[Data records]
— start —
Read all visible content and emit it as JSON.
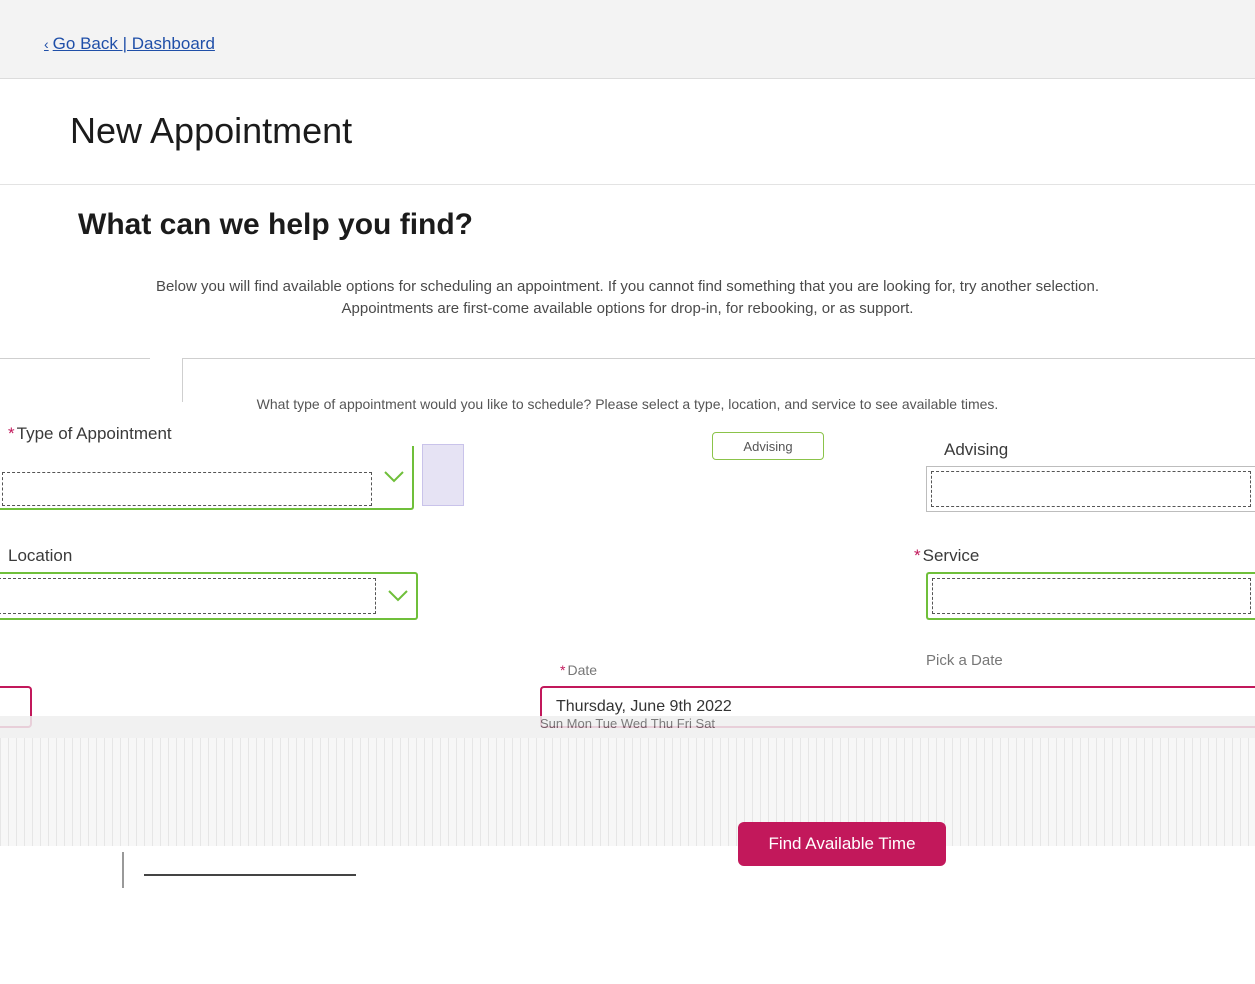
{
  "nav": {
    "back_link": "Go Back | Dashboard"
  },
  "page": {
    "title": "New Appointment"
  },
  "section": {
    "title": "What can we help you find?",
    "intro_line1": "Below you will find available options for scheduling an appointment. If you cannot find something that you are looking for, try another selection.",
    "intro_line2": "Appointments are first-come available options for drop-in, for rebooking, or as support."
  },
  "form": {
    "card_intro": "What type of appointment would you like to schedule? Please select a type, location, and service to see available times.",
    "chip_label": "Advising",
    "type_select": {
      "label": "Type of Appointment",
      "value": ""
    },
    "reason_field": {
      "label": "Advising",
      "value": ""
    },
    "location_select": {
      "label": "Location",
      "value": ""
    },
    "service_field": {
      "label": "Service",
      "value": ""
    },
    "date_field": {
      "label": "Date",
      "value": "Thursday, June 9th 2022",
      "pick_label": "Pick a Date"
    },
    "calendar_header": "Sun Mon Tue Wed Thu Fri Sat"
  },
  "actions": {
    "find_button": "Find Available Time"
  },
  "colors": {
    "accent": "#c2185b",
    "valid": "#6fbf3a",
    "link": "#1f4fa8"
  }
}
— end —
TASK REQUIREMENTS
Restate each entry word for word, please, but drop any images it holds.

REPLY
Read all visible content and emit it as JSON.
{
  "nav": {
    "back_link": "Go Back | Dashboard"
  },
  "page": {
    "title": "New Appointment"
  },
  "section": {
    "title": "What can we help you find?",
    "intro_line1": "Below you will find available options for scheduling an appointment. If you cannot find something that you are looking for, try another selection.",
    "intro_line2": "Appointments are first-come available options for drop-in, for rebooking, or as support."
  },
  "form": {
    "card_intro": "What type of appointment would you like to schedule? Please select a type, location, and service to see available times.",
    "chip_label": "Advising",
    "type_select": {
      "label": "Type of Appointment",
      "value": ""
    },
    "reason_field": {
      "label": "Advising",
      "value": ""
    },
    "location_select": {
      "label": "Location",
      "value": ""
    },
    "service_field": {
      "label": "Service",
      "value": ""
    },
    "date_field": {
      "label": "Date",
      "value": "Thursday, June 9th 2022",
      "pick_label": "Pick a Date"
    },
    "calendar_header": "Sun Mon Tue Wed Thu Fri Sat"
  },
  "actions": {
    "find_button": "Find Available Time"
  },
  "colors": {
    "accent": "#c2185b",
    "valid": "#6fbf3a",
    "link": "#1f4fa8"
  }
}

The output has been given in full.